Items from a dataset:
☆ ☆ ☆ ☆ ☆

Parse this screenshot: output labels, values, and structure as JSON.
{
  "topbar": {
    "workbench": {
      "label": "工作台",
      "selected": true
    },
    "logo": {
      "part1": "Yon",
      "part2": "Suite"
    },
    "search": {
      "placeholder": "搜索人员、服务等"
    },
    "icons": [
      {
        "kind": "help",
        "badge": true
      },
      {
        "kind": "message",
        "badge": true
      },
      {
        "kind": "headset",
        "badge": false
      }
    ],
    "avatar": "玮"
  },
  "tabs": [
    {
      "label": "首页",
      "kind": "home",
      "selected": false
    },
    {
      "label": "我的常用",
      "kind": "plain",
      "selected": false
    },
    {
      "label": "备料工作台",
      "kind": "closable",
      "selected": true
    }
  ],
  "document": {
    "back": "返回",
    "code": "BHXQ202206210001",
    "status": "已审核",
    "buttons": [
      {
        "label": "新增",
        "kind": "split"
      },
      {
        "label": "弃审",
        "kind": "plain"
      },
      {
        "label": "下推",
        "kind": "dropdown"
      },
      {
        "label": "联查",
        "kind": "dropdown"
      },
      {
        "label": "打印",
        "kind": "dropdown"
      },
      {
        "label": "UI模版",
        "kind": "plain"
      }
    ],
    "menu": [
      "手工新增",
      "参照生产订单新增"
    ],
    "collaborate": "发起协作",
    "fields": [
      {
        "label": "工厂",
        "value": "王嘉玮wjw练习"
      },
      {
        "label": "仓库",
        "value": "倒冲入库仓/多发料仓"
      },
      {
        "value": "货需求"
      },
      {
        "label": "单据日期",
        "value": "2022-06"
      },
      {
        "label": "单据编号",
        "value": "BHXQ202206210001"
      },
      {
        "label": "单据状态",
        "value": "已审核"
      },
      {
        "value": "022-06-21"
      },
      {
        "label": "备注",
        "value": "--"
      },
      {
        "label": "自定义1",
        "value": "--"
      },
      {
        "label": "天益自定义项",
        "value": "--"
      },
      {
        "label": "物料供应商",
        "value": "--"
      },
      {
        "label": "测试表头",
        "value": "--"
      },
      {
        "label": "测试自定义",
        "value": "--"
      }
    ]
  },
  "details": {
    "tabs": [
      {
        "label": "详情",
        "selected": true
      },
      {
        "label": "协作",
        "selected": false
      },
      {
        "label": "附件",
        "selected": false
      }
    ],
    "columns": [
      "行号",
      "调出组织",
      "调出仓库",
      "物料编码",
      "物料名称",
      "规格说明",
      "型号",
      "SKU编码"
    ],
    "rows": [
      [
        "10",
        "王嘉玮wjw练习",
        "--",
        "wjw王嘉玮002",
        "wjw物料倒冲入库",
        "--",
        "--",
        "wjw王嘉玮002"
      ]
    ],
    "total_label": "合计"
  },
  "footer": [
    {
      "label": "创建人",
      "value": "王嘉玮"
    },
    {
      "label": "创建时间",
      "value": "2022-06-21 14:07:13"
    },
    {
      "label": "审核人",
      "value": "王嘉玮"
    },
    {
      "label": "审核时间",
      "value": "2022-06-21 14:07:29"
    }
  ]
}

☆ ☆ ☆ ☆ ☆

TASK INSTRUCTIONS: Write the whole listing out again. Keep every line exactly as it is.

ANSWER FOR THIS EXERCISE:
Parse this screenshot: output labels, values, and structure as JSON.
{
  "topbar": {
    "workbench": {
      "label": "工作台",
      "selected": true
    },
    "logo": {
      "part1": "Yon",
      "part2": "Suite"
    },
    "search": {
      "placeholder": "搜索人员、服务等"
    },
    "icons": [
      {
        "kind": "help",
        "badge": true
      },
      {
        "kind": "message",
        "badge": true
      },
      {
        "kind": "headset",
        "badge": false
      }
    ],
    "avatar": "玮"
  },
  "tabs": [
    {
      "label": "首页",
      "kind": "home",
      "selected": false
    },
    {
      "label": "我的常用",
      "kind": "plain",
      "selected": false
    },
    {
      "label": "备料工作台",
      "kind": "closable",
      "selected": true
    }
  ],
  "document": {
    "back": "返回",
    "code": "BHXQ202206210001",
    "status": "已审核",
    "buttons": [
      {
        "label": "新增",
        "kind": "split"
      },
      {
        "label": "弃审",
        "kind": "plain"
      },
      {
        "label": "下推",
        "kind": "dropdown"
      },
      {
        "label": "联查",
        "kind": "dropdown"
      },
      {
        "label": "打印",
        "kind": "dropdown"
      },
      {
        "label": "UI模版",
        "kind": "plain"
      }
    ],
    "menu": [
      "手工新增",
      "参照生产订单新增"
    ],
    "collaborate": "发起协作",
    "fields": [
      {
        "label": "工厂",
        "value": "王嘉玮wjw练习"
      },
      {
        "label": "仓库",
        "value": "倒冲入库仓/多发料仓"
      },
      {
        "value": "货需求"
      },
      {
        "label": "单据日期",
        "value": "2022-06"
      },
      {
        "label": "单据编号",
        "value": "BHXQ202206210001"
      },
      {
        "label": "单据状态",
        "value": "已审核"
      },
      {
        "value": "022-06-21"
      },
      {
        "label": "备注",
        "value": "--"
      },
      {
        "label": "自定义1",
        "value": "--"
      },
      {
        "label": "天益自定义项",
        "value": "--"
      },
      {
        "label": "物料供应商",
        "value": "--"
      },
      {
        "label": "测试表头",
        "value": "--"
      },
      {
        "label": "测试自定义",
        "value": "--"
      }
    ]
  },
  "details": {
    "tabs": [
      {
        "label": "详情",
        "selected": true
      },
      {
        "label": "协作",
        "selected": false
      },
      {
        "label": "附件",
        "selected": false
      }
    ],
    "columns": [
      "行号",
      "调出组织",
      "调出仓库",
      "物料编码",
      "物料名称",
      "规格说明",
      "型号",
      "SKU编码"
    ],
    "rows": [
      [
        "10",
        "王嘉玮wjw练习",
        "--",
        "wjw王嘉玮002",
        "wjw物料倒冲入库",
        "--",
        "--",
        "wjw王嘉玮002"
      ]
    ],
    "total_label": "合计"
  },
  "footer": [
    {
      "label": "创建人",
      "value": "王嘉玮"
    },
    {
      "label": "创建时间",
      "value": "2022-06-21 14:07:13"
    },
    {
      "label": "审核人",
      "value": "王嘉玮"
    },
    {
      "label": "审核时间",
      "value": "2022-06-21 14:07:29"
    }
  ]
}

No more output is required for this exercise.